** start Data rows **
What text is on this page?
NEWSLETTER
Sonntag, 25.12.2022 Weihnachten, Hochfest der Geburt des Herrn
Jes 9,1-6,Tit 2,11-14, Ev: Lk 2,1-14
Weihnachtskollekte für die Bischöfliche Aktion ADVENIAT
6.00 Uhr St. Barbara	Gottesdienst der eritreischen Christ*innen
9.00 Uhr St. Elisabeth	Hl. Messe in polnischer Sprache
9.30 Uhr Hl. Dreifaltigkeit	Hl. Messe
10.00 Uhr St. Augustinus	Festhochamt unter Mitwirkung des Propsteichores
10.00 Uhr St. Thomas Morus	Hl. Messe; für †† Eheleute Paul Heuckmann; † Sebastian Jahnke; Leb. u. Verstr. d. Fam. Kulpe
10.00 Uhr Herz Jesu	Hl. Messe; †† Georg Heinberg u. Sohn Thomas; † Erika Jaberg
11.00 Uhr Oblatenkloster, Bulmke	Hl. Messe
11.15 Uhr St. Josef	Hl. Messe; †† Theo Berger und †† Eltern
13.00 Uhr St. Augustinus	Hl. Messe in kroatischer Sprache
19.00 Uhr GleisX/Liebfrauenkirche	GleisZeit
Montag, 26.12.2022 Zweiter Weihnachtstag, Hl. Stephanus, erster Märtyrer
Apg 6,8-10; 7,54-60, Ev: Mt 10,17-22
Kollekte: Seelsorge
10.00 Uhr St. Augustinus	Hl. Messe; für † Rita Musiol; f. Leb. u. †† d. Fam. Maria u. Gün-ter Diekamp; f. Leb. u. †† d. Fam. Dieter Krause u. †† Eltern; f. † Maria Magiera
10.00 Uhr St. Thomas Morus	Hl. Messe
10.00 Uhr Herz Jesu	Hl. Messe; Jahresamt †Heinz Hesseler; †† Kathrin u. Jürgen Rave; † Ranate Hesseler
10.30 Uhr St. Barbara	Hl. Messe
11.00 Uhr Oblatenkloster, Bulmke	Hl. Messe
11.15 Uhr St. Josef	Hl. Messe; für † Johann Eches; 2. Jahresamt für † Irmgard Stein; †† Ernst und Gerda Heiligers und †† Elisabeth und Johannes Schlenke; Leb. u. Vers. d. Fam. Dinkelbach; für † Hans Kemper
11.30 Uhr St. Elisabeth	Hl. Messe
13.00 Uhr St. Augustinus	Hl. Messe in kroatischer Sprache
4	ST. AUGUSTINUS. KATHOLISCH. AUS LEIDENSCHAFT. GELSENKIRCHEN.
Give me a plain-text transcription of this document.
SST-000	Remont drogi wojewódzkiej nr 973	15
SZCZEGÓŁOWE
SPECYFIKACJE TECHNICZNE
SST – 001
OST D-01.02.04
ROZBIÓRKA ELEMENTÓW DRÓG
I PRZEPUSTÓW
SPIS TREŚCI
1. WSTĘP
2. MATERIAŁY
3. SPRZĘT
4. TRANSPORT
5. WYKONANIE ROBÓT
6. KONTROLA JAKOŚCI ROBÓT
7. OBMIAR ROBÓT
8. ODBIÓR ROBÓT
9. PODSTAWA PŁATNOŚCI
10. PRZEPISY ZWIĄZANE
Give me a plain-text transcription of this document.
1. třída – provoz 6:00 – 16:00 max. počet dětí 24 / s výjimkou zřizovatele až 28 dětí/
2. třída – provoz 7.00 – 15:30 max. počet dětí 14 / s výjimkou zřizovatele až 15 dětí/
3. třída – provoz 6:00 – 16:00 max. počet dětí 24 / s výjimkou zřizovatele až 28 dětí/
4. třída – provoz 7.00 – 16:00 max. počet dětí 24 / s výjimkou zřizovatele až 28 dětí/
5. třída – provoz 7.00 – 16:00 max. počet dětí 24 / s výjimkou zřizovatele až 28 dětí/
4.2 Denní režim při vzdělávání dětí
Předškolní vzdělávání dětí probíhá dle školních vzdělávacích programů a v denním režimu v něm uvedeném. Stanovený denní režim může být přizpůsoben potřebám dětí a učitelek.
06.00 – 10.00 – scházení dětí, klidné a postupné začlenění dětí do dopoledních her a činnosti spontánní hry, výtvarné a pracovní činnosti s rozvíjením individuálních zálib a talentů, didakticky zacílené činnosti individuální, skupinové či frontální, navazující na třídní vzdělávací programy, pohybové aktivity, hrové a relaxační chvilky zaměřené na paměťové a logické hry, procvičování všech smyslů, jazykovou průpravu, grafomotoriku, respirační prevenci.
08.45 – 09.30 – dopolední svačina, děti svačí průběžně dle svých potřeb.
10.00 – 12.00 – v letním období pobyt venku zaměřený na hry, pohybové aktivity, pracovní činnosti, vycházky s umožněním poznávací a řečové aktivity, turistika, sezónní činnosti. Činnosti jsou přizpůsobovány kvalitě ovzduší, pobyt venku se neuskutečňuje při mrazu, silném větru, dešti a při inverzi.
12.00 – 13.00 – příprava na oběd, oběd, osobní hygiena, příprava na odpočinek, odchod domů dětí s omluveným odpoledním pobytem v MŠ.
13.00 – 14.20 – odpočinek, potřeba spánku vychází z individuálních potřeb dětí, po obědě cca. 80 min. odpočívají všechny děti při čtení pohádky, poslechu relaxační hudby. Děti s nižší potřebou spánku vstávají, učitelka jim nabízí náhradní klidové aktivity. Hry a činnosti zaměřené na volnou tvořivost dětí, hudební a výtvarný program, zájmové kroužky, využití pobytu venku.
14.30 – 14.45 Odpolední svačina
** end Data rows **
■ **Short task**
Make an exact copy of the listing, including every line.

■ **Final result**
What text is on this page?
NEWSLETTER
Sonntag, 25.12.2022 Weihnachten, Hochfest der Geburt des Herrn
Jes 9,1-6,Tit 2,11-14, Ev: Lk 2,1-14
Weihnachtskollekte für die Bischöfliche Aktion ADVENIAT
6.00 Uhr St. Barbara	Gottesdienst der eritreischen Christ*innen
9.00 Uhr St. Elisabeth	Hl. Messe in polnischer Sprache
9.30 Uhr Hl. Dreifaltigkeit	Hl. Messe
10.00 Uhr St. Augustinus	Festhochamt unter Mitwirkung des Propsteichores
10.00 Uhr St. Thomas Morus	Hl. Messe; für †† Eheleute Paul Heuckmann; † Sebastian Jahnke; Leb. u. Verstr. d. Fam. Kulpe
10.00 Uhr Herz Jesu	Hl. Messe; †† Georg Heinberg u. Sohn Thomas; † Erika Jaberg
11.00 Uhr Oblatenkloster, Bulmke	Hl. Messe
11.15 Uhr St. Josef	Hl. Messe; †† Theo Berger und †† Eltern
13.00 Uhr St. Augustinus	Hl. Messe in kroatischer Sprache
19.00 Uhr GleisX/Liebfrauenkirche	GleisZeit
Montag, 26.12.2022 Zweiter Weihnachtstag, Hl. Stephanus, erster Märtyrer
Apg 6,8-10; 7,54-60, Ev: Mt 10,17-22
Kollekte: Seelsorge
10.00 Uhr St. Augustinus	Hl. Messe; für † Rita Musiol; f. Leb. u. †† d. Fam. Maria u. Gün-ter Diekamp; f. Leb. u. †† d. Fam. Dieter Krause u. †† Eltern; f. † Maria Magiera
10.00 Uhr St. Thomas Morus	Hl. Messe
10.00 Uhr Herz Jesu	Hl. Messe; Jahresamt †Heinz Hesseler; †† Kathrin u. Jürgen Rave; † Ranate Hesseler
10.30 Uhr St. Barbara	Hl. Messe
11.00 Uhr Oblatenkloster, Bulmke	Hl. Messe
11.15 Uhr St. Josef	Hl. Messe; für † Johann Eches; 2. Jahresamt für † Irmgard Stein; †† Ernst und Gerda Heiligers und †† Elisabeth und Johannes Schlenke; Leb. u. Vers. d. Fam. Dinkelbach; für † Hans Kemper
11.30 Uhr St. Elisabeth	Hl. Messe
13.00 Uhr St. Augustinus	Hl. Messe in kroatischer Sprache
4	ST. AUGUSTINUS. KATHOLISCH. AUS LEIDENSCHAFT. GELSENKIRCHEN.
Give me a plain-text transcription of this document.
SST-000	Remont drogi wojewódzkiej nr 973	15
SZCZEGÓŁOWE
SPECYFIKACJE TECHNICZNE
SST – 001
OST D-01.02.04
ROZBIÓRKA ELEMENTÓW DRÓG
I PRZEPUSTÓW
SPIS TREŚCI
1. WSTĘP
2. MATERIAŁY
3. SPRZĘT
4. TRANSPORT
5. WYKONANIE ROBÓT
6. KONTROLA JAKOŚCI ROBÓT
7. OBMIAR ROBÓT
8. ODBIÓR ROBÓT
9. PODSTAWA PŁATNOŚCI
10. PRZEPISY ZWIĄZANE
Give me a plain-text transcription of this document.
1. třída – provoz 6:00 – 16:00 max. počet dětí 24 / s výjimkou zřizovatele až 28 dětí/
2. třída – provoz 7.00 – 15:30 max. počet dětí 14 / s výjimkou zřizovatele až 15 dětí/
3. třída – provoz 6:00 – 16:00 max. počet dětí 24 / s výjimkou zřizovatele až 28 dětí/
4. třída – provoz 7.00 – 16:00 max. počet dětí 24 / s výjimkou zřizovatele až 28 dětí/
5. třída – provoz 7.00 – 16:00 max. počet dětí 24 / s výjimkou zřizovatele až 28 dětí/
4.2 Denní režim při vzdělávání dětí
Předškolní vzdělávání dětí probíhá dle školních vzdělávacích programů a v denním režimu v něm uvedeném. Stanovený denní režim může být přizpůsoben potřebám dětí a učitelek.
06.00 – 10.00 – scházení dětí, klidné a postupné začlenění dětí do dopoledních her a činnosti spontánní hry, výtvarné a pracovní činnosti s rozvíjením individuálních zálib a talentů, didakticky zacílené činnosti individuální, skupinové či frontální, navazující na třídní vzdělávací programy, pohybové aktivity, hrové a relaxační chvilky zaměřené na paměťové a logické hry, procvičování všech smyslů, jazykovou průpravu, grafomotoriku, respirační prevenci.
08.45 – 09.30 – dopolední svačina, děti svačí průběžně dle svých potřeb.
10.00 – 12.00 – v letním období pobyt venku zaměřený na hry, pohybové aktivity, pracovní činnosti, vycházky s umožněním poznávací a řečové aktivity, turistika, sezónní činnosti. Činnosti jsou přizpůsobovány kvalitě ovzduší, pobyt venku se neuskutečňuje při mrazu, silném větru, dešti a při inverzi.
12.00 – 13.00 – příprava na oběd, oběd, osobní hygiena, příprava na odpočinek, odchod domů dětí s omluveným odpoledním pobytem v MŠ.
13.00 – 14.20 – odpočinek, potřeba spánku vychází z individuálních potřeb dětí, po obědě cca. 80 min. odpočívají všechny děti při čtení pohádky, poslechu relaxační hudby. Děti s nižší potřebou spánku vstávají, učitelka jim nabízí náhradní klidové aktivity. Hry a činnosti zaměřené na volnou tvořivost dětí, hudební a výtvarný program, zájmové kroužky, využití pobytu venku.
14.30 – 14.45 Odpolední svačina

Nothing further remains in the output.